What is asked
Retype the material below. Keep every word exactly as it is.

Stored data

# # # # #

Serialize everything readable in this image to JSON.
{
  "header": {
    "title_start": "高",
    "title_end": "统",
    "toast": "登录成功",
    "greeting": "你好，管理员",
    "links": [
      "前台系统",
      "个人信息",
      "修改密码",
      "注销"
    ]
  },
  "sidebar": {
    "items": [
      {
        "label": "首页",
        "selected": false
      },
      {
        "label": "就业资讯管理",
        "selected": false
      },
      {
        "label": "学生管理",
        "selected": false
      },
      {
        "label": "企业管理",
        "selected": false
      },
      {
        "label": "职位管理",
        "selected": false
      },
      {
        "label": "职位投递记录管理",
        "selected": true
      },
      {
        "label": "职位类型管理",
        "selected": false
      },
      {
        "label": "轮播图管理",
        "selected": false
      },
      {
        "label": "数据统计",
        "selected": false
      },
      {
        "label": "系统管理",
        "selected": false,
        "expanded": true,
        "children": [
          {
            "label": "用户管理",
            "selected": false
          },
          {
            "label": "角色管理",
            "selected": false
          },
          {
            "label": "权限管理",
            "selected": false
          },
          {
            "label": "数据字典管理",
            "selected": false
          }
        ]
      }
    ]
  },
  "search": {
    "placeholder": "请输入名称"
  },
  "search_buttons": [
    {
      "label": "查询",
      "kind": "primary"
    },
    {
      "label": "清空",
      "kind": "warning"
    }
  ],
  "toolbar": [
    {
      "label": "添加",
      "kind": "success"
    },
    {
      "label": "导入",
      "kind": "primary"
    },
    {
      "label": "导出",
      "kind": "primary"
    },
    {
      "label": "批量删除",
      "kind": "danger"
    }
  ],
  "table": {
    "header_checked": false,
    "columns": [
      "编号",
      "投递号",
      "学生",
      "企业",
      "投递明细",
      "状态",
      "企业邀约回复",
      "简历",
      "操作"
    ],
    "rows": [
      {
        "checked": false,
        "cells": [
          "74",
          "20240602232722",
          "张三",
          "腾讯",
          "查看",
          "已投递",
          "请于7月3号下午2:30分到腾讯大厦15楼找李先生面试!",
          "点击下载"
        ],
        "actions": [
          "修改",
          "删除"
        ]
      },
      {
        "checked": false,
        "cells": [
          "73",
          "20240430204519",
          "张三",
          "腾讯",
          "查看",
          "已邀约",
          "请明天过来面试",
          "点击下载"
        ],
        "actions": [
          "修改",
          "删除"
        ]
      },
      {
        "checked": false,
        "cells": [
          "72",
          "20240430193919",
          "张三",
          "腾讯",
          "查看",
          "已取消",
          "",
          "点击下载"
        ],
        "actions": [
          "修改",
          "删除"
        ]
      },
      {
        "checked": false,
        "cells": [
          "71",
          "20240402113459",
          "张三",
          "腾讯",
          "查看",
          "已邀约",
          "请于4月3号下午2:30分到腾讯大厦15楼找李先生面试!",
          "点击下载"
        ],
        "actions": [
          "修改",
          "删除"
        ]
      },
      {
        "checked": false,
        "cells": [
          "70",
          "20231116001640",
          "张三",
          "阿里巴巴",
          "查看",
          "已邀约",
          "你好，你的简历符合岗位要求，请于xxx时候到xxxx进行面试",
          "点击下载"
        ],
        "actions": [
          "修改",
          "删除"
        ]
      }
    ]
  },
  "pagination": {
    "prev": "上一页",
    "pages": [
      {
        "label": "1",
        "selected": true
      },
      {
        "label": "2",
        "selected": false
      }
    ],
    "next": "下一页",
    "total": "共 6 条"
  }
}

# # # # #

Result below
Serialize everything readable in this image to JSON.
{
  "header": {
    "title_start": "高",
    "title_end": "统",
    "toast": "登录成功",
    "greeting": "你好，管理员",
    "links": [
      "前台系统",
      "个人信息",
      "修改密码",
      "注销"
    ]
  },
  "sidebar": {
    "items": [
      {
        "label": "首页",
        "selected": false
      },
      {
        "label": "就业资讯管理",
        "selected": false
      },
      {
        "label": "学生管理",
        "selected": false
      },
      {
        "label": "企业管理",
        "selected": false
      },
      {
        "label": "职位管理",
        "selected": false
      },
      {
        "label": "职位投递记录管理",
        "selected": true
      },
      {
        "label": "职位类型管理",
        "selected": false
      },
      {
        "label": "轮播图管理",
        "selected": false
      },
      {
        "label": "数据统计",
        "selected": false
      },
      {
        "label": "系统管理",
        "selected": false,
        "expanded": true,
        "children": [
          {
            "label": "用户管理",
            "selected": false
          },
          {
            "label": "角色管理",
            "selected": false
          },
          {
            "label": "权限管理",
            "selected": false
          },
          {
            "label": "数据字典管理",
            "selected": false
          }
        ]
      }
    ]
  },
  "search": {
    "placeholder": "请输入名称"
  },
  "search_buttons": [
    {
      "label": "查询",
      "kind": "primary"
    },
    {
      "label": "清空",
      "kind": "warning"
    }
  ],
  "toolbar": [
    {
      "label": "添加",
      "kind": "success"
    },
    {
      "label": "导入",
      "kind": "primary"
    },
    {
      "label": "导出",
      "kind": "primary"
    },
    {
      "label": "批量删除",
      "kind": "danger"
    }
  ],
  "table": {
    "header_checked": false,
    "columns": [
      "编号",
      "投递号",
      "学生",
      "企业",
      "投递明细",
      "状态",
      "企业邀约回复",
      "简历",
      "操作"
    ],
    "rows": [
      {
        "checked": false,
        "cells": [
          "74",
          "20240602232722",
          "张三",
          "腾讯",
          "查看",
          "已投递",
          "请于7月3号下午2:30分到腾讯大厦15楼找李先生面试!",
          "点击下载"
        ],
        "actions": [
          "修改",
          "删除"
        ]
      },
      {
        "checked": false,
        "cells": [
          "73",
          "20240430204519",
          "张三",
          "腾讯",
          "查看",
          "已邀约",
          "请明天过来面试",
          "点击下载"
        ],
        "actions": [
          "修改",
          "删除"
        ]
      },
      {
        "checked": false,
        "cells": [
          "72",
          "20240430193919",
          "张三",
          "腾讯",
          "查看",
          "已取消",
          "",
          "点击下载"
        ],
        "actions": [
          "修改",
          "删除"
        ]
      },
      {
        "checked": false,
        "cells": [
          "71",
          "20240402113459",
          "张三",
          "腾讯",
          "查看",
          "已邀约",
          "请于4月3号下午2:30分到腾讯大厦15楼找李先生面试!",
          "点击下载"
        ],
        "actions": [
          "修改",
          "删除"
        ]
      },
      {
        "checked": false,
        "cells": [
          "70",
          "20231116001640",
          "张三",
          "阿里巴巴",
          "查看",
          "已邀约",
          "你好，你的简历符合岗位要求，请于xxx时候到xxxx进行面试",
          "点击下载"
        ],
        "actions": [
          "修改",
          "删除"
        ]
      }
    ]
  },
  "pagination": {
    "prev": "上一页",
    "pages": [
      {
        "label": "1",
        "selected": true
      },
      {
        "label": "2",
        "selected": false
      }
    ],
    "next": "下一页",
    "total": "共 6 条"
  }
}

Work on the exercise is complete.